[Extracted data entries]
==========

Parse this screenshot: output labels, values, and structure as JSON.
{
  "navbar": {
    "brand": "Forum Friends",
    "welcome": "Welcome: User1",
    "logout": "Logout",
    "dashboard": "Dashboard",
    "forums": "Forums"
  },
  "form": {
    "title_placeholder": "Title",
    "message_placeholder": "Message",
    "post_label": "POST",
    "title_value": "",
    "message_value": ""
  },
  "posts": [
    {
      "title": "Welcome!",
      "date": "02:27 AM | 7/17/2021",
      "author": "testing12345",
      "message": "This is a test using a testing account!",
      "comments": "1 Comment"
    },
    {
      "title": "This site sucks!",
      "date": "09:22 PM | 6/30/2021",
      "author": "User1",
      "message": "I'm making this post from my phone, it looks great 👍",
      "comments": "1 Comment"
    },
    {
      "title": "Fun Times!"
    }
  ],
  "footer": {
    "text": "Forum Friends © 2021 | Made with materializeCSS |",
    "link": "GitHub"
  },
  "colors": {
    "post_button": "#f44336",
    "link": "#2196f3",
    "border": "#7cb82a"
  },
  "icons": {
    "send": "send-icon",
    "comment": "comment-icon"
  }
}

==========

### TASK TO CARRY OUT
Copy out each line in the preceding records that contains "Welcome".

### RESULT OF THE TASK
    "welcome": "Welcome: User1",
      "title": "Welcome!",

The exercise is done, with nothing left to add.